Supplied passage
Wednesday, 29 March

Failure to procure vaccines will reverse gains made to reduce under-5-mortality – PSG

Health News
The PSG reminded government that infectious disease forms the bulk of causes of mortality among children younger than 5 years

 The Paediatric Society of Ghana (PSG) has bemoaned the vaccine shortage that has hit certain parts of the country. 

This comes on the back of reports of shortage of vaccines across the country.

In a statement issued by the PSG, it stressed that if urgent steps are not taken to remedy the situation, the country, which has struggled to meet its target of reducing “under-5-mortality (U5M) will reverse its gains.”

Following reports by the Ghana Health Service (GHS), on the outbreak of measles in the Northern region, involving 50 children, the PSG said its investigations reveal that “more than 90 cases have been recorded in one major facility alone.”

It noted that: “The shortage extends beyond Measles vaccine to other childhood diseases including Rotavirus, Tuberculosis, and Pneumococcal vaccines.”

It further noted that: “This is a nationwide problem as Northern, Bono East and other regions including Greater Accra are increasingly reporting shortages of vaccines alongside resurgence of vaccine preventable diseases.”

It indicated that: “The current situation could become worse if resources are not made available for the management of these outbreaks among them; surveillance, diagnostic, treatment and community engagement to reverse the direction.”

The PSG reminded “government that infectious disease forms the bulk of causes of mortality among children younger than 5 years and that the most effective anti-dote is vaccination of children from birth to 5 years.”

It also cautioned that failure of the country to “prioritise procurement of vaccines and prevent supply chain disruptions of immunising children under the Expanded Programme of Immunisation will lead to the reversal of gains in under-5-mortality in the country.”

It, therefore, urged government and its “development partners such as WHO, UNICEF, GAVI and USAID and others as a matter of urgency to take all the necessary steps to stem the negative trend of vaccine shortage to avert further disease outbreaks among children in Ghana.”

Meanwhile, the Health Minister Dr Kwaku Agyeman Manu has been invited to an emergency meeting with the Parliamentary Committee on Health.

At the meeting, scheduled to take place today, Tuesday, 28 February 2023, the Minister will be expected to brief the Committee on the current nationwide vaccine shortage.

He is also expected to tell the committee measures put in place by his Ministry to address the situation.

The Committee has also invited the GHS, and other institutions on the same issue.

There is a shortage of vaccines used for routine vaccination in children from child birth to 18 months in some parts of the country.

Record set
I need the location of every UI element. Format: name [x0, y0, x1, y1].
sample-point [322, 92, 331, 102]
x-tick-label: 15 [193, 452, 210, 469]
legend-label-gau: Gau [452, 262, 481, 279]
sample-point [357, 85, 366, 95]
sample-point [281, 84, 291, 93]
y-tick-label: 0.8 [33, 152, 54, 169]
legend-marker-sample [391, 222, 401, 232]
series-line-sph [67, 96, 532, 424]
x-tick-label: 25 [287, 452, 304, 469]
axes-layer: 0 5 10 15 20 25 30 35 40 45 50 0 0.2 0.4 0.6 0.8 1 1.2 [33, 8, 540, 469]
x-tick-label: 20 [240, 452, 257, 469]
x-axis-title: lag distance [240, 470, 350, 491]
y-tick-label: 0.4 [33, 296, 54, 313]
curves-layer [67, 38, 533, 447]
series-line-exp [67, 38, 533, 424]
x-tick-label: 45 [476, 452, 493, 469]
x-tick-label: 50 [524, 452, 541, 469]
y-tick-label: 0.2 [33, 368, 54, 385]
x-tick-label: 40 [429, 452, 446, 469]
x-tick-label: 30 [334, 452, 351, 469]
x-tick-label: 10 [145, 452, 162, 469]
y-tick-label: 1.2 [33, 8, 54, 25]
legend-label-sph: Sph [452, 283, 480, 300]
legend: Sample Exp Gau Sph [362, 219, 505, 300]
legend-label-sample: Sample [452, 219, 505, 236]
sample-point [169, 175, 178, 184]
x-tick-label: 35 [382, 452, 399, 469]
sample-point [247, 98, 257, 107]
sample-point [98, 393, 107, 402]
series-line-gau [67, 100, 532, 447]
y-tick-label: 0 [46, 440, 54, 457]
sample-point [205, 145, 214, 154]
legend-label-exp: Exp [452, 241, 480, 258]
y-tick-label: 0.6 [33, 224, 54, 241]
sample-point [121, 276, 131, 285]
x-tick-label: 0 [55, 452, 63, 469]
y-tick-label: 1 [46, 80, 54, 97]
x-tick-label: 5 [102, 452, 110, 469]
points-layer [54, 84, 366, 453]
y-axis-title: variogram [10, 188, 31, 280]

Assigned task
In the news report on Ghana's vaccine shortage, reproduce word for word the passage from "At the meeting, scheduled" to "the same issue.". The records play no part in this work.

Written response
At the meeting, scheduled to take place today, Tuesday, 28 February 2023, the Minister will be expected to brief the Committee on the current nationwide vaccine shortage.

He is also expected to tell the committee measures put in place by his Ministry to address the situation.

The Committee has also invited the GHS, and other institutions on the same issue.